Goal:
Write out every line of the material as it stands, apart from the pictures.

Data excerpts:
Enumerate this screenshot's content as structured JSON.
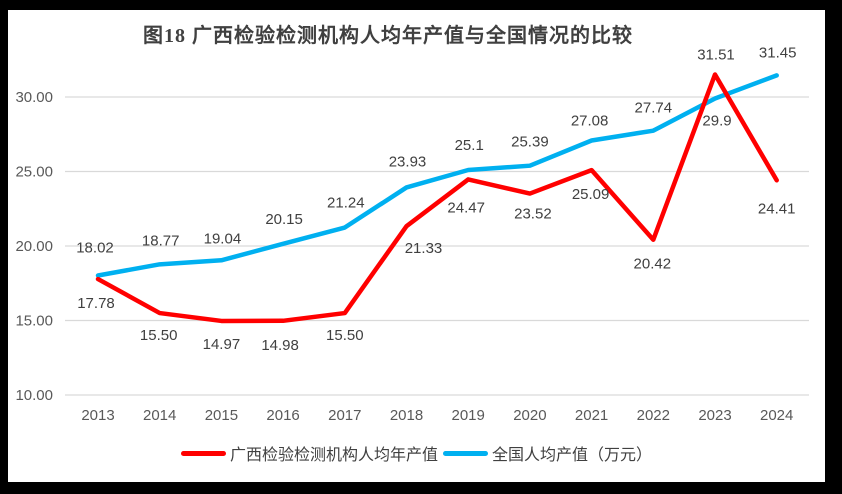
{
  "frame": {
    "border_color": "#000000",
    "canvas_background": "#ffffff"
  },
  "chart_data": {
    "type": "line",
    "title": "图18 广西检验检测机构人均年产值与全国情况的比较",
    "categories": [
      "2013",
      "2014",
      "2015",
      "2016",
      "2017",
      "2018",
      "2019",
      "2020",
      "2021",
      "2022",
      "2023",
      "2024"
    ],
    "series": [
      {
        "name": "广西检验检测机构人均年产值",
        "color": "#FF0000",
        "values": [
          17.78,
          15.5,
          14.97,
          14.98,
          15.5,
          21.33,
          24.47,
          23.52,
          25.09,
          20.42,
          31.51,
          24.41
        ],
        "labels": [
          "17.78",
          "15.50",
          "14.97",
          "14.98",
          "15.50",
          "21.33",
          "24.47",
          "23.52",
          "25.09",
          "20.42",
          "31.51",
          "24.41"
        ]
      },
      {
        "name": "全国人均产值（万元）",
        "color": "#00B0F0",
        "values": [
          18.02,
          18.77,
          19.04,
          20.15,
          21.24,
          23.93,
          25.1,
          25.39,
          27.08,
          27.74,
          29.9,
          31.45
        ],
        "labels": [
          "18.02",
          "18.77",
          "19.04",
          "20.15",
          "21.24",
          "23.93",
          "25.1",
          "25.39",
          "27.08",
          "27.74",
          "29.9",
          "31.45"
        ]
      }
    ],
    "y_axis": {
      "ticks": [
        {
          "value": 10,
          "label": "10.00"
        },
        {
          "value": 15,
          "label": "15.00"
        },
        {
          "value": 20,
          "label": "20.00"
        },
        {
          "value": 25,
          "label": "25.00"
        },
        {
          "value": 30,
          "label": "30.00"
        }
      ],
      "range": [
        10,
        32.5
      ]
    },
    "xlabel": "",
    "ylabel": "",
    "grid": true,
    "legend_position": "bottom",
    "gridline_color": "#D9D9D9",
    "axis_text_color": "#595959",
    "label_text_color": "#404040"
  }
}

Response to this exercise:
Enumerate this screenshot's content as structured JSON.
{
  "frame": {
    "border_color": "#000000",
    "canvas_background": "#ffffff"
  },
  "chart_data": {
    "type": "line",
    "title": "图18 广西检验检测机构人均年产值与全国情况的比较",
    "categories": [
      "2013",
      "2014",
      "2015",
      "2016",
      "2017",
      "2018",
      "2019",
      "2020",
      "2021",
      "2022",
      "2023",
      "2024"
    ],
    "series": [
      {
        "name": "广西检验检测机构人均年产值",
        "color": "#FF0000",
        "values": [
          17.78,
          15.5,
          14.97,
          14.98,
          15.5,
          21.33,
          24.47,
          23.52,
          25.09,
          20.42,
          31.51,
          24.41
        ],
        "labels": [
          "17.78",
          "15.50",
          "14.97",
          "14.98",
          "15.50",
          "21.33",
          "24.47",
          "23.52",
          "25.09",
          "20.42",
          "31.51",
          "24.41"
        ]
      },
      {
        "name": "全国人均产值（万元）",
        "color": "#00B0F0",
        "values": [
          18.02,
          18.77,
          19.04,
          20.15,
          21.24,
          23.93,
          25.1,
          25.39,
          27.08,
          27.74,
          29.9,
          31.45
        ],
        "labels": [
          "18.02",
          "18.77",
          "19.04",
          "20.15",
          "21.24",
          "23.93",
          "25.1",
          "25.39",
          "27.08",
          "27.74",
          "29.9",
          "31.45"
        ]
      }
    ],
    "y_axis": {
      "ticks": [
        {
          "value": 10,
          "label": "10.00"
        },
        {
          "value": 15,
          "label": "15.00"
        },
        {
          "value": 20,
          "label": "20.00"
        },
        {
          "value": 25,
          "label": "25.00"
        },
        {
          "value": 30,
          "label": "30.00"
        }
      ],
      "range": [
        10,
        32.5
      ]
    },
    "xlabel": "",
    "ylabel": "",
    "grid": true,
    "legend_position": "bottom",
    "gridline_color": "#D9D9D9",
    "axis_text_color": "#595959",
    "label_text_color": "#404040"
  }
}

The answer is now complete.